• _GIVEN PROBLEM A_: In the records, reproduce the lines starting at the one containing "svg-text:140: 140 <box>702 715 719 741</box>" and ending after the one containing "svg-text:140: 140 <box>96 600 122 617</box>", with both of those lines included.

• _PAGE TEXT_:

The way the perf tool works is that you have to specify the names on the
command line:

perf stat -a -e uncore_cha/event=1/ ...

With the numeric identifiers it would be

perf stat -a -e uncore_type_X_Y/event=1/

The tool handles it all abstractly.

So yes the user tools itself can handle it. But the problem is that it
is directly exposed to the users, so the users would need to change all
their scripts when switching between the two cases. That is what we're
trying to avoid -- provide them a way that works on both.

-Andi


2021-06-25 15:07:35

by Liang, Kan

[permalink] [raw]
Subject: Re: [PATCH 2/7] perf: Create a symlink for a PMU



On 6/25/2021 10:49 AM, Andi Kleen wrote:
>
>> Device names will change, that's always a given, as the kernel can never
>> always make them the same.  That's why userspace needs to scan the bus
>> for all devices and then pick out the one that it wants to look at.
>
> In perf the tool doesn't normally know what devices (= pmu) the users
> want to look at. It's all specified on the command line depending on
> what events you want to measure. There's no way for the tool to figure
> that out on its own.
>
>
>> Don't hard-encode device names into userspace tools, that way lies
>> madness.
>
> There's no hard coding in the tools (or at least not for the non json
> event list case). It all comes from the command line. But that is where
> the problem comes from.
>
>>
>>> Anyways thinking about it if Greg doesn't want symlinks (even though
>>> sysfs
>>> already has symlinks elsewhere), maybe we could just create two devices
>>> without symlinks. Kan, do you think that would work?
>> Do not have 2 different structures represent the same hardware device,
>> that too is a shortcut to madness.
>>
>> What prevents userspace from handling device names changing today?  Why
>> are you forcing userspace to pick a specific device name at all?
>
> The way the perf tool works is that you have to specify the names on the
> command line:
>
> perf stat -a -e uncore_cha/event=1/ ...
>
> With the numeric identifiers it would be
>
> perf stat -a -e uncore_type_X_Y/event=1/
>
> The tool handles it all abstractly.
>
> So yes the user tools itself can handle it. But the problem is that it
> is directly exposed to the users, so the users would need to change all
> their scripts when switching between the two cases. That is what we're
> trying to avoid -- provide them a way that works on both.
>

We have an attribute "caps/pmu_name" for the core PMU. Maybe we should
add it for uncore PMU as well. For example,

$ cat /sys/devices/uncore_type_0_0/caps/pmu_name
cha_0

Userspace tool can get clues about what type_0_0 is.

• _GIVEN PROBLEM B_: In the mailing list thread on perf PMU names, why is it a problem that the tool can handle both naming forms while users still see them directly? Answer in one to three sentences.

• _EXTRACTED RECORDS_:
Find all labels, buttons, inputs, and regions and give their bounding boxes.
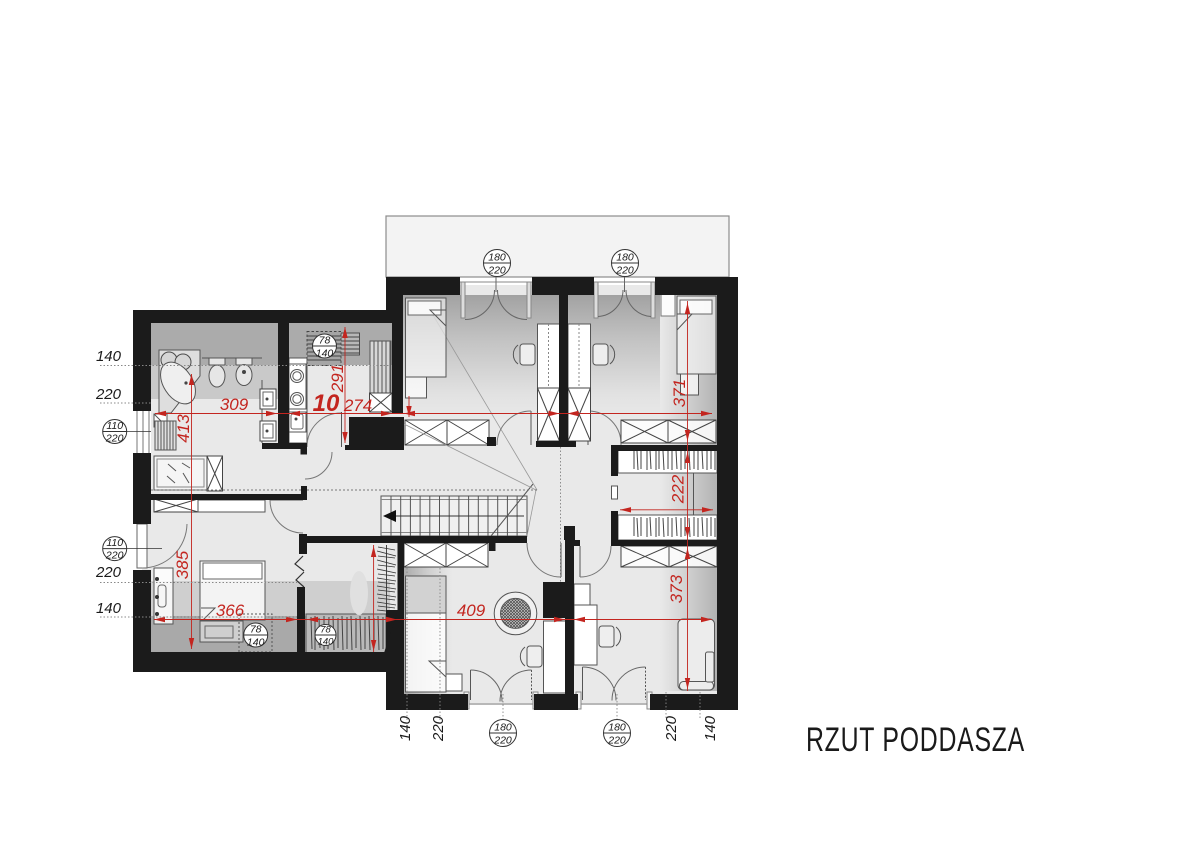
svg-text:140: 140 <box>702 715 719 741</box>
svg-text:373: 373 <box>667 574 686 603</box>
svg-text:180: 180 <box>616 252 634 264</box>
svg-text:140: 140 <box>397 715 414 741</box>
svg-text:180: 180 <box>488 252 506 264</box>
svg-text:385: 385 <box>173 550 192 579</box>
svg-text:220: 220 <box>105 550 124 562</box>
svg-text:220: 220 <box>663 715 680 742</box>
svg-text:140: 140 <box>96 348 122 365</box>
svg-text:309: 309 <box>220 395 249 414</box>
svg-text:220: 220 <box>493 735 512 747</box>
svg-text:220: 220 <box>487 265 506 277</box>
svg-text:220: 220 <box>430 715 447 742</box>
svg-text:RZUT PODDASZA: RZUT PODDASZA <box>806 721 1025 759</box>
svg-text:413: 413 <box>174 414 193 443</box>
svg-text:78: 78 <box>319 335 331 347</box>
svg-text:371: 371 <box>670 379 689 407</box>
svg-text:180: 180 <box>494 722 512 734</box>
svg-text:291: 291 <box>328 364 347 393</box>
svg-text:222: 222 <box>669 474 688 504</box>
svg-text:110: 110 <box>106 537 123 549</box>
svg-text:220: 220 <box>607 735 626 747</box>
svg-text:140: 140 <box>318 637 335 648</box>
svg-text:140: 140 <box>96 600 122 617</box>
svg-text:110: 110 <box>106 420 123 432</box>
svg-text:220: 220 <box>95 564 122 581</box>
svg-text:220: 220 <box>95 386 122 403</box>
svg-text:409: 409 <box>457 601 486 620</box>
svg-text:274: 274 <box>343 396 372 415</box>
svg-text:140: 140 <box>316 348 334 360</box>
svg-text:220: 220 <box>105 433 124 445</box>
svg-text:78: 78 <box>250 624 262 636</box>
svg-text:140: 140 <box>247 637 265 649</box>
svg-text:180: 180 <box>608 722 626 734</box>
svg-text:78: 78 <box>320 625 331 636</box>
svg-text:220: 220 <box>615 265 634 277</box>
svg-text:10: 10 <box>313 390 340 417</box>
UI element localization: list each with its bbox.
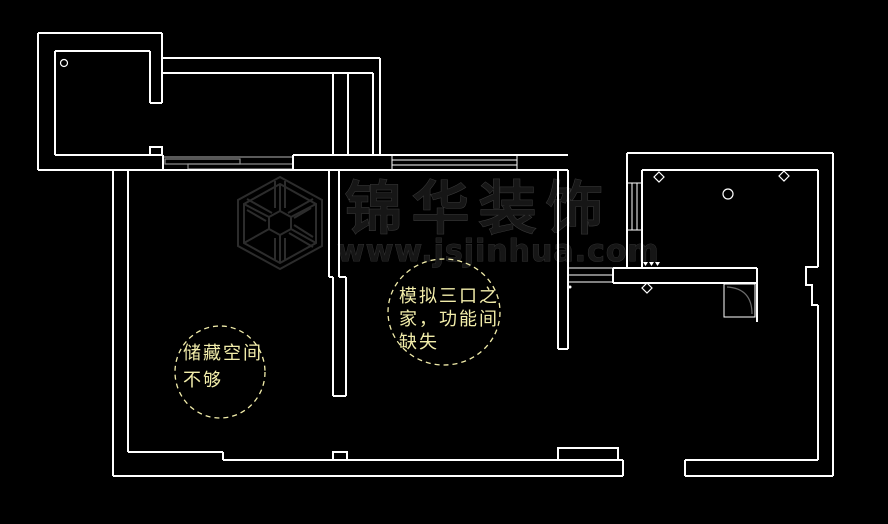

• _TASK RESPONSE A_:
svg-text:140: 140 <box>702 715 719 741</box>
svg-text:373: 373 <box>667 574 686 603</box>
svg-text:180: 180 <box>616 252 634 264</box>
svg-text:140: 140 <box>397 715 414 741</box>
svg-text:180: 180 <box>488 252 506 264</box>
svg-text:385: 385 <box>173 550 192 579</box>
svg-text:220: 220 <box>105 550 124 562</box>
svg-text:220: 220 <box>663 715 680 742</box>
svg-text:140: 140 <box>96 348 122 365</box>
svg-text:309: 309 <box>220 395 249 414</box>
svg-text:220: 220 <box>493 735 512 747</box>
svg-text:220: 220 <box>487 265 506 277</box>
svg-text:220: 220 <box>430 715 447 742</box>
svg-text:RZUT PODDASZA: RZUT PODDASZA <box>806 721 1025 759</box>
svg-text:413: 413 <box>174 414 193 443</box>
svg-text:78: 78 <box>319 335 331 347</box>
svg-text:371: 371 <box>670 379 689 407</box>
svg-text:180: 180 <box>494 722 512 734</box>
svg-text:291: 291 <box>328 364 347 393</box>
svg-text:222: 222 <box>669 474 688 504</box>
svg-text:110: 110 <box>106 537 123 549</box>
svg-text:220: 220 <box>607 735 626 747</box>
svg-text:140: 140 <box>318 637 335 648</box>
svg-text:140: 140 <box>96 600 122 617</box>

• _TASK RESPONSE B_: The names are exposed directly to users on the perf command line. Users would have to change all their scripts when switching between the two cases, such as uncore_cha and uncore_type_X_Y. The goal is to give them a way that works on both.